------ MATERIAL PROVIDED
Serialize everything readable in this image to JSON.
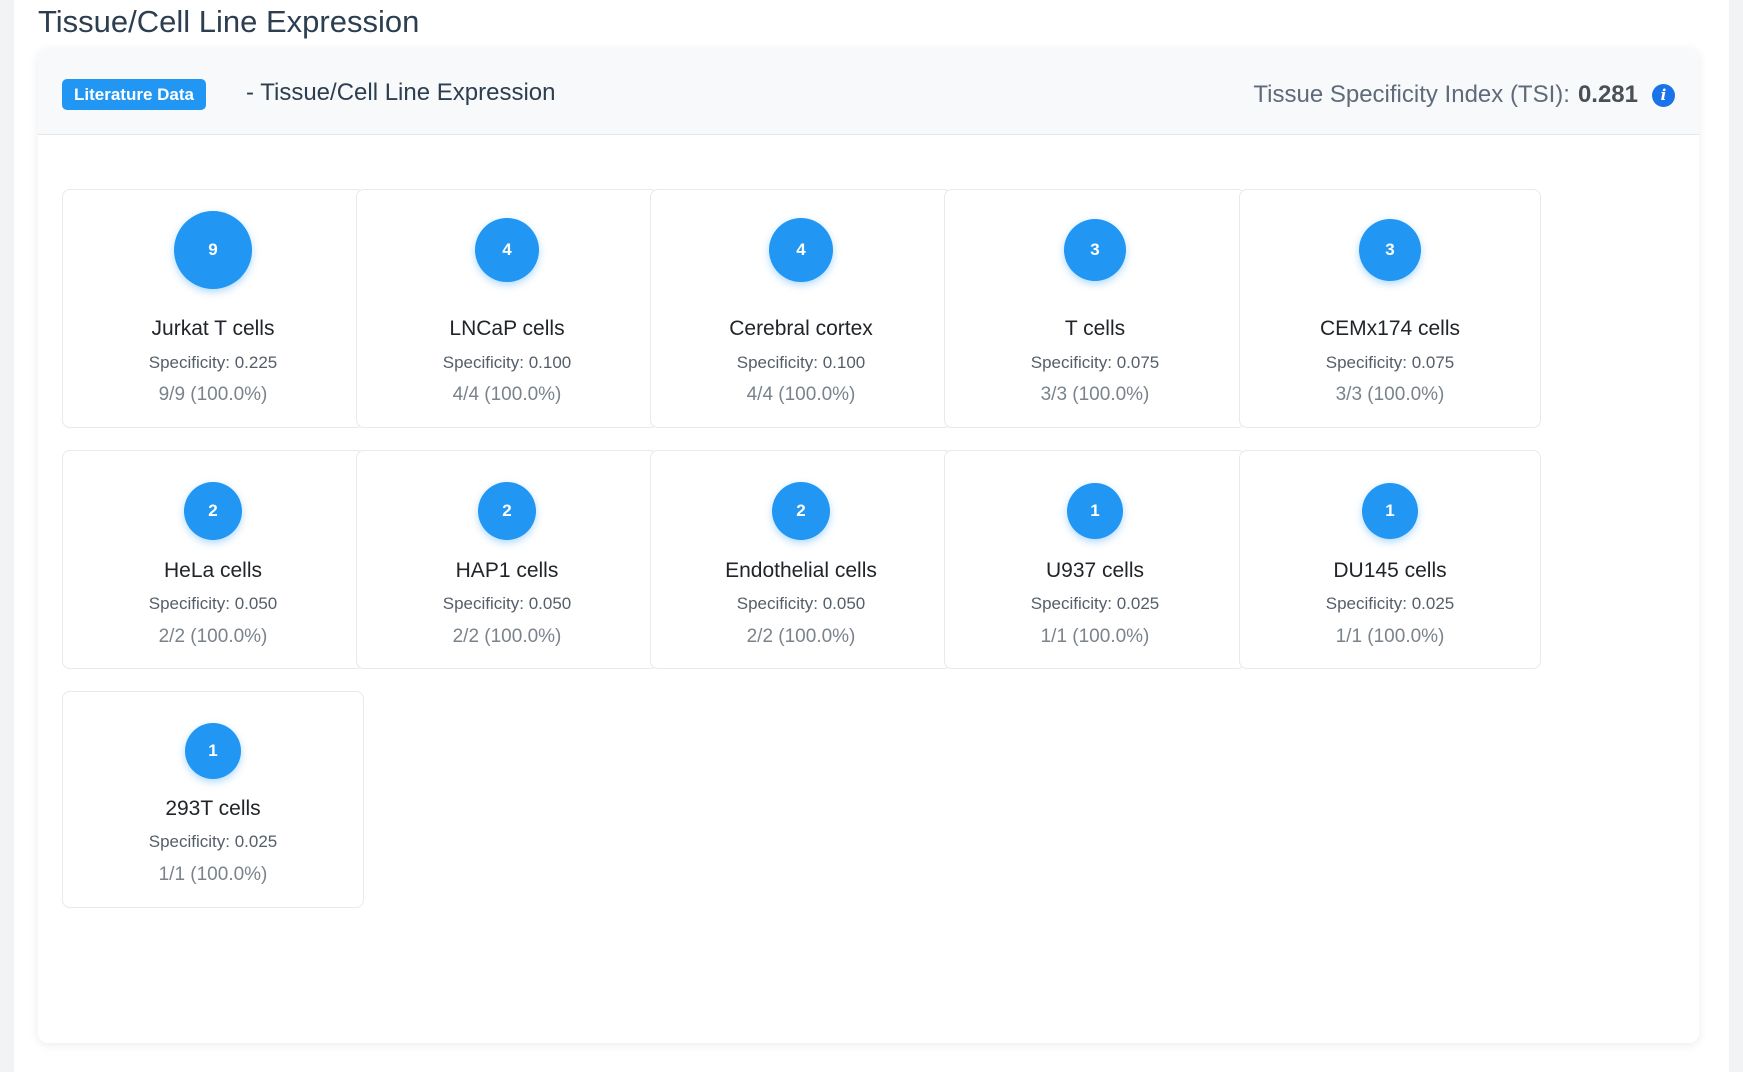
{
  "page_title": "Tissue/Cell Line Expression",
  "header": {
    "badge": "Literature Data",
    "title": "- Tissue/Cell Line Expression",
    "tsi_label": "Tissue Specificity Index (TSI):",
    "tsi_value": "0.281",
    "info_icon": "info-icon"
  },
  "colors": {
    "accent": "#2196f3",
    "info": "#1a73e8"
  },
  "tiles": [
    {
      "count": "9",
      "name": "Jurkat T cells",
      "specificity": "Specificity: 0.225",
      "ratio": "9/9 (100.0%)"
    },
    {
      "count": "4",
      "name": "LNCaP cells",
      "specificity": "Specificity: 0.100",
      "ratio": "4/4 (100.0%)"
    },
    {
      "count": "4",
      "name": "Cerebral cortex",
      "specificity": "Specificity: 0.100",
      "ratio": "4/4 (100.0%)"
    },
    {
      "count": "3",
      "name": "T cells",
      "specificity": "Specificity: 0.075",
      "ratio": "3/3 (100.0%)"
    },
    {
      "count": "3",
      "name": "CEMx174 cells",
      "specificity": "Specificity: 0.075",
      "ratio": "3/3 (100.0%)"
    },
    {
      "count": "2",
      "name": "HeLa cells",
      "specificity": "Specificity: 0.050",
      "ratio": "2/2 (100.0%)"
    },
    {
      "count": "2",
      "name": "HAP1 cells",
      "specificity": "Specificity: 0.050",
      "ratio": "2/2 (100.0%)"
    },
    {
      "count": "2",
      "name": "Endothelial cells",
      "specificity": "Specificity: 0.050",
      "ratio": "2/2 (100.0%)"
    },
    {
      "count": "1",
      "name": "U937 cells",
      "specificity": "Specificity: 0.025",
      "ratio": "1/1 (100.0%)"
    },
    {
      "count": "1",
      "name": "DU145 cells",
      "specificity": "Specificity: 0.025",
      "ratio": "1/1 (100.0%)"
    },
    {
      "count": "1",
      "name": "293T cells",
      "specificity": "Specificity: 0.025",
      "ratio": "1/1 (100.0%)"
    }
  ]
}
------------
------ MATERIAL PROVIDED
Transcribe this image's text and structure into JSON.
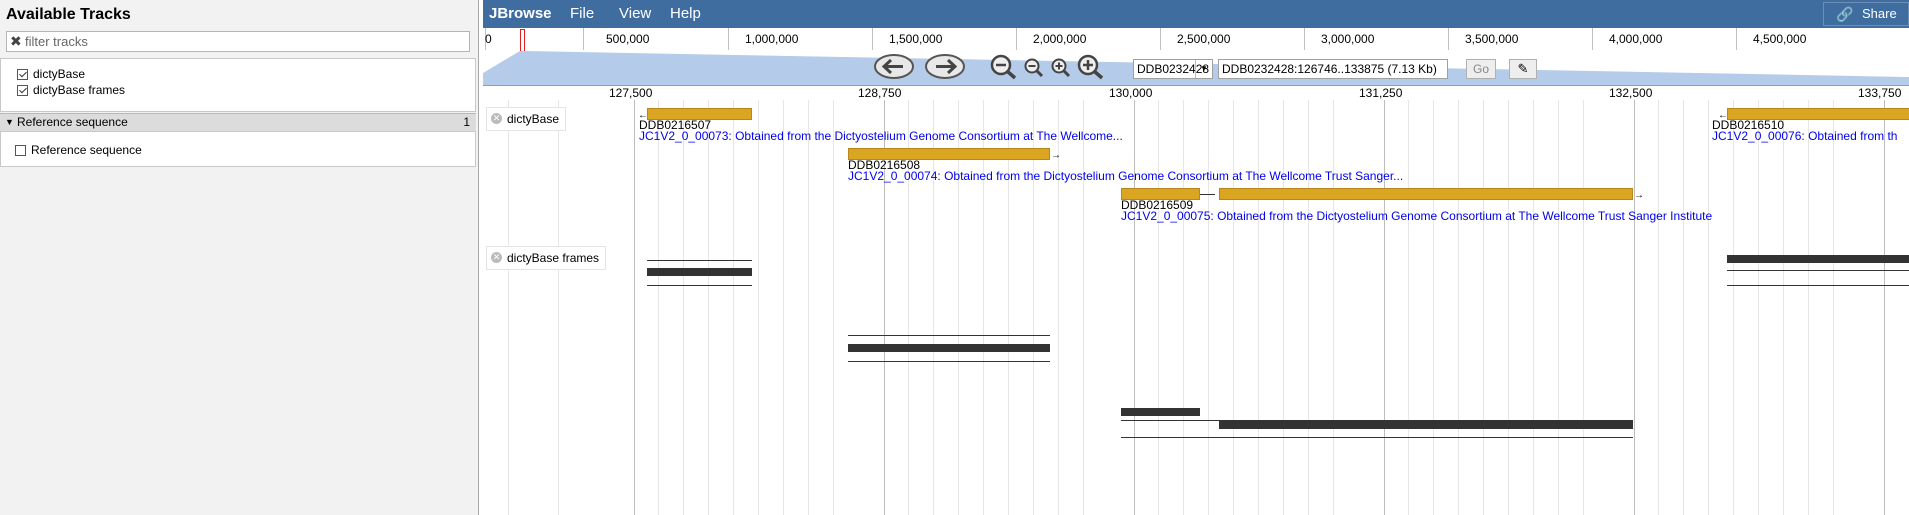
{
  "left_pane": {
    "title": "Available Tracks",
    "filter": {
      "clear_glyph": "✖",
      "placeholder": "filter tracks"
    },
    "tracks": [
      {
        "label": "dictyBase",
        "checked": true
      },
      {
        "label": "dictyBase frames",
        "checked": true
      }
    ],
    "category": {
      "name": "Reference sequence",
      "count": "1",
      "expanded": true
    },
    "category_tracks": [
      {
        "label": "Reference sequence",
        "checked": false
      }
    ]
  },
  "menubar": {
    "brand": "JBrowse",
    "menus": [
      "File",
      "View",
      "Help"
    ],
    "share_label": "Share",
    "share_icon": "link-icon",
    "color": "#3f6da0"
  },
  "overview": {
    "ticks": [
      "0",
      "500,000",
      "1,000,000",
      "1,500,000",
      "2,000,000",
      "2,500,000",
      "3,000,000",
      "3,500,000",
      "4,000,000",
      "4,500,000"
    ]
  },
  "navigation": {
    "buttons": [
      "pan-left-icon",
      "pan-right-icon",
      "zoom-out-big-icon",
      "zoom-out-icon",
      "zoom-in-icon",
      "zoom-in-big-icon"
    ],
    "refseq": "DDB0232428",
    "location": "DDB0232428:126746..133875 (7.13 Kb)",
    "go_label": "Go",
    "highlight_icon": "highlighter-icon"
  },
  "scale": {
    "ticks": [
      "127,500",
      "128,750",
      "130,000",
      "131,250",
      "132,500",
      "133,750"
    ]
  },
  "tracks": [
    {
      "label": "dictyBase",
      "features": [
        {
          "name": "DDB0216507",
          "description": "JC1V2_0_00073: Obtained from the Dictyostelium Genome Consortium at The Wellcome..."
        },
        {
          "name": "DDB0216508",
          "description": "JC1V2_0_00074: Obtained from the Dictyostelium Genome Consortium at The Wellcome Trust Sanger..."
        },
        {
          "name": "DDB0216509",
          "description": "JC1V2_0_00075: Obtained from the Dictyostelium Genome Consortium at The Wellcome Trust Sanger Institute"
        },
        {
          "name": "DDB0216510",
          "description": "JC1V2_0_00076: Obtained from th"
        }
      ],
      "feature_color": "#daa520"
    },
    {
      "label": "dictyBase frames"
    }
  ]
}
------------
ACTIVITY → Match on "Wellcome" and copy out every line of the entries that contains it.

FINAL ANSWER →
          "description": "JC1V2_0_00073: Obtained from the Dictyostelium Genome Consortium at The Wellcome..."
          "description": "JC1V2_0_00074: Obtained from the Dictyostelium Genome Consortium at The Wellcome Trust Sanger..."
          "description": "JC1V2_0_00075: Obtained from the Dictyostelium Genome Consortium at The Wellcome Trust Sanger Institute"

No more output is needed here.